Entries with figure data:
-- BEGIN --

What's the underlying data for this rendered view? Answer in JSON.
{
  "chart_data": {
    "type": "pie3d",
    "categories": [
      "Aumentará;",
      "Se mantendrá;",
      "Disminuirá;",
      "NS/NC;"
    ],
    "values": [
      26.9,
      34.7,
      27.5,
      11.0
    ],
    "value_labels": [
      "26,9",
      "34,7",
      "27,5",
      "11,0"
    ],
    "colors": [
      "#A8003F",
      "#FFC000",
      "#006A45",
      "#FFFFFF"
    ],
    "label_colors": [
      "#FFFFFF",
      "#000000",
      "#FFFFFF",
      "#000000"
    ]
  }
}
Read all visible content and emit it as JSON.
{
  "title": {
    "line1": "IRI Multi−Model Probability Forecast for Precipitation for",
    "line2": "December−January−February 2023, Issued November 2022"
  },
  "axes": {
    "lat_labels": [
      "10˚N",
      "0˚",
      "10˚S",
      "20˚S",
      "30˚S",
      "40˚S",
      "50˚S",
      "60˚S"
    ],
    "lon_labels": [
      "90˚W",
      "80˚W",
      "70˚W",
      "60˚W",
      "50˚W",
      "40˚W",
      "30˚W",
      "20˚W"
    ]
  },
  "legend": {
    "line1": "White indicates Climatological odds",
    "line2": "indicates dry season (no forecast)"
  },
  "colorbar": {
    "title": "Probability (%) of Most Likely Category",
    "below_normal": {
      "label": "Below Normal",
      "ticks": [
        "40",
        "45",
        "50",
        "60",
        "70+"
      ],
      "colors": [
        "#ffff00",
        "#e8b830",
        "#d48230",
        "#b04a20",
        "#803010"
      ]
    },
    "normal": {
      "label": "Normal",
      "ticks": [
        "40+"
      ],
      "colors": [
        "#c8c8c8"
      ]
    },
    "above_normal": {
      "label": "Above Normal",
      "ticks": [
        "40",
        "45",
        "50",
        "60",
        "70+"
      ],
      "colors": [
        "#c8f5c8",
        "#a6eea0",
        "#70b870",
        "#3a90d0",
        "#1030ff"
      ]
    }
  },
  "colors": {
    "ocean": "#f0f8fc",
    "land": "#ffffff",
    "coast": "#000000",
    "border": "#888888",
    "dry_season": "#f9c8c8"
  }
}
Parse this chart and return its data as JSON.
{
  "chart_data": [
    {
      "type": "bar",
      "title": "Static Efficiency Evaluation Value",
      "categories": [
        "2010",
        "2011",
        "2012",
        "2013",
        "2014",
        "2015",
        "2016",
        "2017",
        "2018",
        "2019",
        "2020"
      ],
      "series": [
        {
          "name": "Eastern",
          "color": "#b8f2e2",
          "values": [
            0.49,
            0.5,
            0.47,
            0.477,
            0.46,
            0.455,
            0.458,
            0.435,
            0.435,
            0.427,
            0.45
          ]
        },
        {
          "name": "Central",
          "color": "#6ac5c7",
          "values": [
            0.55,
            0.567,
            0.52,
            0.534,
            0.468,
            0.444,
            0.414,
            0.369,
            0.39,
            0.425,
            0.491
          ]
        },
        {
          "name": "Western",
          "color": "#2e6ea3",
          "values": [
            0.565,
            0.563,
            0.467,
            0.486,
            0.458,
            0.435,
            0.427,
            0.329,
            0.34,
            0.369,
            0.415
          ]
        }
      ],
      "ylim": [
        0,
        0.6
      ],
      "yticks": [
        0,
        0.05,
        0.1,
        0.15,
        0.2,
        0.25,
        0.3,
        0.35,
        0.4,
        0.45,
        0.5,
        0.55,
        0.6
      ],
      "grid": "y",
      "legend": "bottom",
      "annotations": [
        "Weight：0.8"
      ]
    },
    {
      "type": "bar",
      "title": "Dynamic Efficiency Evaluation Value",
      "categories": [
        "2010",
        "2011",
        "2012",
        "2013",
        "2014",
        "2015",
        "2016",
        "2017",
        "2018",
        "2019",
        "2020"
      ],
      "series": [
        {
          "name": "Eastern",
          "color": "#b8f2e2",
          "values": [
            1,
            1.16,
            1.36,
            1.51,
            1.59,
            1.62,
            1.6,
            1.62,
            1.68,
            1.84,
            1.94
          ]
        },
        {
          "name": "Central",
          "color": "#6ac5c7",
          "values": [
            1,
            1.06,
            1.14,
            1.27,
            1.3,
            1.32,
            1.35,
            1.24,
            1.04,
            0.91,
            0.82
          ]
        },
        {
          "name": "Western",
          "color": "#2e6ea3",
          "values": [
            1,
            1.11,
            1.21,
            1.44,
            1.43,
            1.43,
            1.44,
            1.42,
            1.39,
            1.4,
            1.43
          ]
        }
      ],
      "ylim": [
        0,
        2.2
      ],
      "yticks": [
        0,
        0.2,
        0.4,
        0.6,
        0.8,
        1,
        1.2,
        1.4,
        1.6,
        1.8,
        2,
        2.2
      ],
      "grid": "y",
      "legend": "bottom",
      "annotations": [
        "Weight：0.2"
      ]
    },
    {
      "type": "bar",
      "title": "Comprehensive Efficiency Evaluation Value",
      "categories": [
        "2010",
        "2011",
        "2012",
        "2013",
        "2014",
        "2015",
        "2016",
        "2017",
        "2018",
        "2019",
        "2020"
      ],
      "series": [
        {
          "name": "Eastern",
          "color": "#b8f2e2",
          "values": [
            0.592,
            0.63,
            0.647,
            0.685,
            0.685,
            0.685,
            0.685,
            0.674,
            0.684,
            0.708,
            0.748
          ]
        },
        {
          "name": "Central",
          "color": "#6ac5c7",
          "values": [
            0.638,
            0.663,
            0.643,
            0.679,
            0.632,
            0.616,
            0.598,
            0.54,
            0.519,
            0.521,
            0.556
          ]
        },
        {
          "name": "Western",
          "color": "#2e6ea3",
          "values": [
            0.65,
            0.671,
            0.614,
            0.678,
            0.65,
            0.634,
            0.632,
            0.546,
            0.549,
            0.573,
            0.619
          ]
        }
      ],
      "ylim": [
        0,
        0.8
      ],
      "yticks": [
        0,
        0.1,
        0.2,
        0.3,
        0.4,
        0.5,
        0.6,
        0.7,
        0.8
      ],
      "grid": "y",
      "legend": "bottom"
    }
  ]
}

-- END --

Reproduce all of the records exactly.

What's the underlying data for this rendered view? Answer in JSON.
{
  "chart_data": {
    "type": "pie3d",
    "categories": [
      "Aumentará;",
      "Se mantendrá;",
      "Disminuirá;",
      "NS/NC;"
    ],
    "values": [
      26.9,
      34.7,
      27.5,
      11.0
    ],
    "value_labels": [
      "26,9",
      "34,7",
      "27,5",
      "11,0"
    ],
    "colors": [
      "#A8003F",
      "#FFC000",
      "#006A45",
      "#FFFFFF"
    ],
    "label_colors": [
      "#FFFFFF",
      "#000000",
      "#FFFFFF",
      "#000000"
    ]
  }
}
Read all visible content and emit it as JSON.
{
  "title": {
    "line1": "IRI Multi−Model Probability Forecast for Precipitation for",
    "line2": "December−January−February 2023, Issued November 2022"
  },
  "axes": {
    "lat_labels": [
      "10˚N",
      "0˚",
      "10˚S",
      "20˚S",
      "30˚S",
      "40˚S",
      "50˚S",
      "60˚S"
    ],
    "lon_labels": [
      "90˚W",
      "80˚W",
      "70˚W",
      "60˚W",
      "50˚W",
      "40˚W",
      "30˚W",
      "20˚W"
    ]
  },
  "legend": {
    "line1": "White indicates Climatological odds",
    "line2": "indicates dry season (no forecast)"
  },
  "colorbar": {
    "title": "Probability (%) of Most Likely Category",
    "below_normal": {
      "label": "Below Normal",
      "ticks": [
        "40",
        "45",
        "50",
        "60",
        "70+"
      ],
      "colors": [
        "#ffff00",
        "#e8b830",
        "#d48230",
        "#b04a20",
        "#803010"
      ]
    },
    "normal": {
      "label": "Normal",
      "ticks": [
        "40+"
      ],
      "colors": [
        "#c8c8c8"
      ]
    },
    "above_normal": {
      "label": "Above Normal",
      "ticks": [
        "40",
        "45",
        "50",
        "60",
        "70+"
      ],
      "colors": [
        "#c8f5c8",
        "#a6eea0",
        "#70b870",
        "#3a90d0",
        "#1030ff"
      ]
    }
  },
  "colors": {
    "ocean": "#f0f8fc",
    "land": "#ffffff",
    "coast": "#000000",
    "border": "#888888",
    "dry_season": "#f9c8c8"
  }
}
Parse this chart and return its data as JSON.
{
  "chart_data": [
    {
      "type": "bar",
      "title": "Static Efficiency Evaluation Value",
      "categories": [
        "2010",
        "2011",
        "2012",
        "2013",
        "2014",
        "2015",
        "2016",
        "2017",
        "2018",
        "2019",
        "2020"
      ],
      "series": [
        {
          "name": "Eastern",
          "color": "#b8f2e2",
          "values": [
            0.49,
            0.5,
            0.47,
            0.477,
            0.46,
            0.455,
            0.458,
            0.435,
            0.435,
            0.427,
            0.45
          ]
        },
        {
          "name": "Central",
          "color": "#6ac5c7",
          "values": [
            0.55,
            0.567,
            0.52,
            0.534,
            0.468,
            0.444,
            0.414,
            0.369,
            0.39,
            0.425,
            0.491
          ]
        },
        {
          "name": "Western",
          "color": "#2e6ea3",
          "values": [
            0.565,
            0.563,
            0.467,
            0.486,
            0.458,
            0.435,
            0.427,
            0.329,
            0.34,
            0.369,
            0.415
          ]
        }
      ],
      "ylim": [
        0,
        0.6
      ],
      "yticks": [
        0,
        0.05,
        0.1,
        0.15,
        0.2,
        0.25,
        0.3,
        0.35,
        0.4,
        0.45,
        0.5,
        0.55,
        0.6
      ],
      "grid": "y",
      "legend": "bottom",
      "annotations": [
        "Weight：0.8"
      ]
    },
    {
      "type": "bar",
      "title": "Dynamic Efficiency Evaluation Value",
      "categories": [
        "2010",
        "2011",
        "2012",
        "2013",
        "2014",
        "2015",
        "2016",
        "2017",
        "2018",
        "2019",
        "2020"
      ],
      "series": [
        {
          "name": "Eastern",
          "color": "#b8f2e2",
          "values": [
            1,
            1.16,
            1.36,
            1.51,
            1.59,
            1.62,
            1.6,
            1.62,
            1.68,
            1.84,
            1.94
          ]
        },
        {
          "name": "Central",
          "color": "#6ac5c7",
          "values": [
            1,
            1.06,
            1.14,
            1.27,
            1.3,
            1.32,
            1.35,
            1.24,
            1.04,
            0.91,
            0.82
          ]
        },
        {
          "name": "Western",
          "color": "#2e6ea3",
          "values": [
            1,
            1.11,
            1.21,
            1.44,
            1.43,
            1.43,
            1.44,
            1.42,
            1.39,
            1.4,
            1.43
          ]
        }
      ],
      "ylim": [
        0,
        2.2
      ],
      "yticks": [
        0,
        0.2,
        0.4,
        0.6,
        0.8,
        1,
        1.2,
        1.4,
        1.6,
        1.8,
        2,
        2.2
      ],
      "grid": "y",
      "legend": "bottom",
      "annotations": [
        "Weight：0.2"
      ]
    },
    {
      "type": "bar",
      "title": "Comprehensive Efficiency Evaluation Value",
      "categories": [
        "2010",
        "2011",
        "2012",
        "2013",
        "2014",
        "2015",
        "2016",
        "2017",
        "2018",
        "2019",
        "2020"
      ],
      "series": [
        {
          "name": "Eastern",
          "color": "#b8f2e2",
          "values": [
            0.592,
            0.63,
            0.647,
            0.685,
            0.685,
            0.685,
            0.685,
            0.674,
            0.684,
            0.708,
            0.748
          ]
        },
        {
          "name": "Central",
          "color": "#6ac5c7",
          "values": [
            0.638,
            0.663,
            0.643,
            0.679,
            0.632,
            0.616,
            0.598,
            0.54,
            0.519,
            0.521,
            0.556
          ]
        },
        {
          "name": "Western",
          "color": "#2e6ea3",
          "values": [
            0.65,
            0.671,
            0.614,
            0.678,
            0.65,
            0.634,
            0.632,
            0.546,
            0.549,
            0.573,
            0.619
          ]
        }
      ],
      "ylim": [
        0,
        0.8
      ],
      "yticks": [
        0,
        0.1,
        0.2,
        0.3,
        0.4,
        0.5,
        0.6,
        0.7,
        0.8
      ],
      "grid": "y",
      "legend": "bottom"
    }
  ]
}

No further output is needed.